(Saved entries)
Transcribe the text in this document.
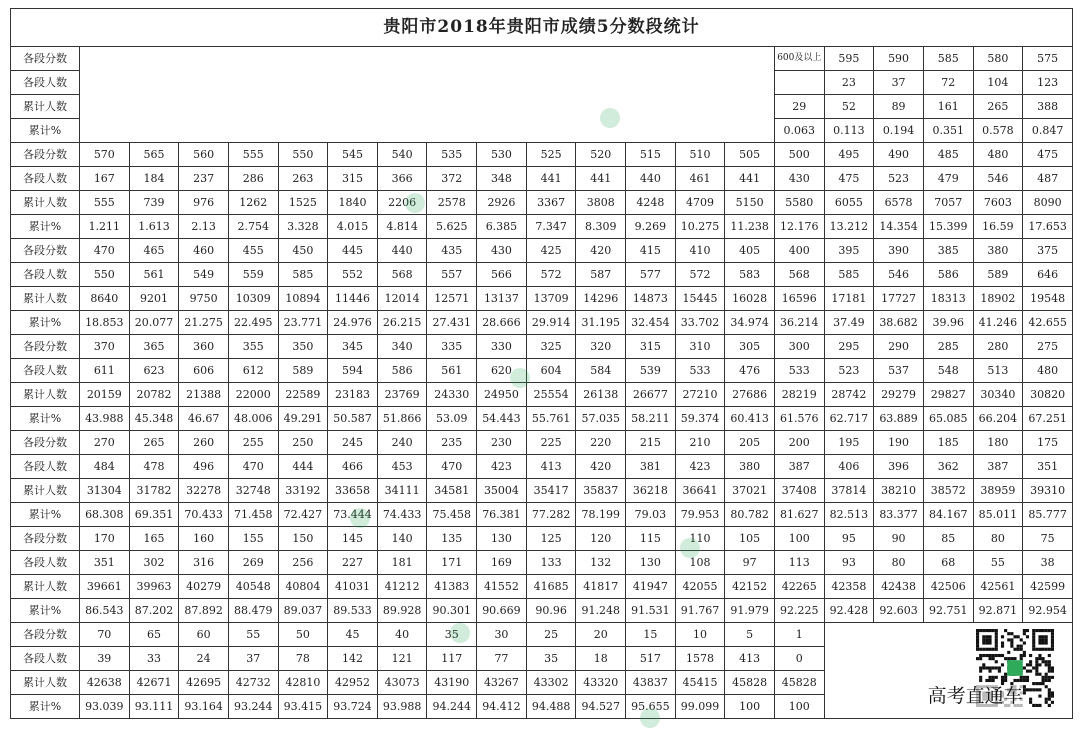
贵阳市2018年贵阳市成绩5分数段统计																				
各段分数															600及以上	595	590	585	580	575
各段人数																23	37	72	104	123
累计人数															29	52	89	161	265	388
累计%															0.063	0.113	0.194	0.351	0.578	0.847
各段分数	570	565	560	555	550	545	540	535	530	525	520	515	510	505	500	495	490	485	480	475
各段人数	167	184	237	286	263	315	366	372	348	441	441	440	461	441	430	475	523	479	546	487
累计人数	555	739	976	1262	1525	1840	2206	2578	2926	3367	3808	4248	4709	5150	5580	6055	6578	7057	7603	8090
累计%	1.211	1.613	2.13	2.754	3.328	4.015	4.814	5.625	6.385	7.347	8.309	9.269	10.275	11.238	12.176	13.212	14.354	15.399	16.59	17.653
各段分数	470	465	460	455	450	445	440	435	430	425	420	415	410	405	400	395	390	385	380	375
各段人数	550	561	549	559	585	552	568	557	566	572	587	577	572	583	568	585	546	586	589	646
累计人数	8640	9201	9750	10309	10894	11446	12014	12571	13137	13709	14296	14873	15445	16028	16596	17181	17727	18313	18902	19548
累计%	18.853	20.077	21.275	22.495	23.771	24.976	26.215	27.431	28.666	29.914	31.195	32.454	33.702	34.974	36.214	37.49	38.682	39.96	41.246	42.655
各段分数	370	365	360	355	350	345	340	335	330	325	320	315	310	305	300	295	290	285	280	275
各段人数	611	623	606	612	589	594	586	561	620	604	584	539	533	476	533	523	537	548	513	480
累计人数	20159	20782	21388	22000	22589	23183	23769	24330	24950	25554	26138	26677	27210	27686	28219	28742	29279	29827	30340	30820
累计%	43.988	45.348	46.67	48.006	49.291	50.587	51.866	53.09	54.443	55.761	57.035	58.211	59.374	60.413	61.576	62.717	63.889	65.085	66.204	67.251
各段分数	270	265	260	255	250	245	240	235	230	225	220	215	210	205	200	195	190	185	180	175
各段人数	484	478	496	470	444	466	453	470	423	413	420	381	423	380	387	406	396	362	387	351
累计人数	31304	31782	32278	32748	33192	33658	34111	34581	35004	35417	35837	36218	36641	37021	37408	37814	38210	38572	38959	39310
累计%	68.308	69.351	70.433	71.458	72.427	73.444	74.433	75.458	76.381	77.282	78.199	79.03	79.953	80.782	81.627	82.513	83.377	84.167	85.011	85.777
各段分数	170	165	160	155	150	145	140	135	130	125	120	115	110	105	100	95	90	85	80	75
各段人数	351	302	316	269	256	227	181	171	169	133	132	130	108	97	113	93	80	68	55	38
累计人数	39661	39963	40279	40548	40804	41031	41212	41383	41552	41685	41817	41947	42055	42152	42265	42358	42438	42506	42561	42599
累计%	86.543	87.202	87.892	88.479	89.037	89.533	89.928	90.301	90.669	90.96	91.248	91.531	91.767	91.979	92.225	92.428	92.603	92.751	92.871	92.954
各段分数	70	65	60	55	50	45	40	35	30	25	20	15	10	5	1	高考直通车				

各段人数	39	33	24	37	78	142	121	117	77	35	18	517	1578	413	0					
累计人数	42638	42671	42695	42732	42810	42952	43073	43190	43267	43302	43320	43837	45415	45828	45828					
累计%	93.039	93.111	93.164	93.244	93.415	93.724	93.988	94.244	94.412	94.488	94.527	95.655	99.099	100	100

**REQUIREMENT**
Transcribe all the lines above exactly, apart from the pictures.

**ANSWER TO THE TASK**
Transcribe the text in this document.
贵阳市2018年贵阳市成绩5分数段统计																				
各段分数															600及以上	595	590	585	580	575
各段人数																23	37	72	104	123
累计人数															29	52	89	161	265	388
累计%															0.063	0.113	0.194	0.351	0.578	0.847
各段分数	570	565	560	555	550	545	540	535	530	525	520	515	510	505	500	495	490	485	480	475
各段人数	167	184	237	286	263	315	366	372	348	441	441	440	461	441	430	475	523	479	546	487
累计人数	555	739	976	1262	1525	1840	2206	2578	2926	3367	3808	4248	4709	5150	5580	6055	6578	7057	7603	8090
累计%	1.211	1.613	2.13	2.754	3.328	4.015	4.814	5.625	6.385	7.347	8.309	9.269	10.275	11.238	12.176	13.212	14.354	15.399	16.59	17.653
各段分数	470	465	460	455	450	445	440	435	430	425	420	415	410	405	400	395	390	385	380	375
各段人数	550	561	549	559	585	552	568	557	566	572	587	577	572	583	568	585	546	586	589	646
累计人数	8640	9201	9750	10309	10894	11446	12014	12571	13137	13709	14296	14873	15445	16028	16596	17181	17727	18313	18902	19548
累计%	18.853	20.077	21.275	22.495	23.771	24.976	26.215	27.431	28.666	29.914	31.195	32.454	33.702	34.974	36.214	37.49	38.682	39.96	41.246	42.655
各段分数	370	365	360	355	350	345	340	335	330	325	320	315	310	305	300	295	290	285	280	275
各段人数	611	623	606	612	589	594	586	561	620	604	584	539	533	476	533	523	537	548	513	480
累计人数	20159	20782	21388	22000	22589	23183	23769	24330	24950	25554	26138	26677	27210	27686	28219	28742	29279	29827	30340	30820
累计%	43.988	45.348	46.67	48.006	49.291	50.587	51.866	53.09	54.443	55.761	57.035	58.211	59.374	60.413	61.576	62.717	63.889	65.085	66.204	67.251
各段分数	270	265	260	255	250	245	240	235	230	225	220	215	210	205	200	195	190	185	180	175
各段人数	484	478	496	470	444	466	453	470	423	413	420	381	423	380	387	406	396	362	387	351
累计人数	31304	31782	32278	32748	33192	33658	34111	34581	35004	35417	35837	36218	36641	37021	37408	37814	38210	38572	38959	39310
累计%	68.308	69.351	70.433	71.458	72.427	73.444	74.433	75.458	76.381	77.282	78.199	79.03	79.953	80.782	81.627	82.513	83.377	84.167	85.011	85.777
各段分数	170	165	160	155	150	145	140	135	130	125	120	115	110	105	100	95	90	85	80	75
各段人数	351	302	316	269	256	227	181	171	169	133	132	130	108	97	113	93	80	68	55	38
累计人数	39661	39963	40279	40548	40804	41031	41212	41383	41552	41685	41817	41947	42055	42152	42265	42358	42438	42506	42561	42599
累计%	86.543	87.202	87.892	88.479	89.037	89.533	89.928	90.301	90.669	90.96	91.248	91.531	91.767	91.979	92.225	92.428	92.603	92.751	92.871	92.954
各段分数	70	65	60	55	50	45	40	35	30	25	20	15	10	5	1	高考直通车				

各段人数	39	33	24	37	78	142	121	117	77	35	18	517	1578	413	0					
累计人数	42638	42671	42695	42732	42810	42952	43073	43190	43267	43302	43320	43837	45415	45828	45828					
累计%	93.039	93.111	93.164	93.244	93.415	93.724	93.988	94.244	94.412	94.488	94.527	95.655	99.099	100	100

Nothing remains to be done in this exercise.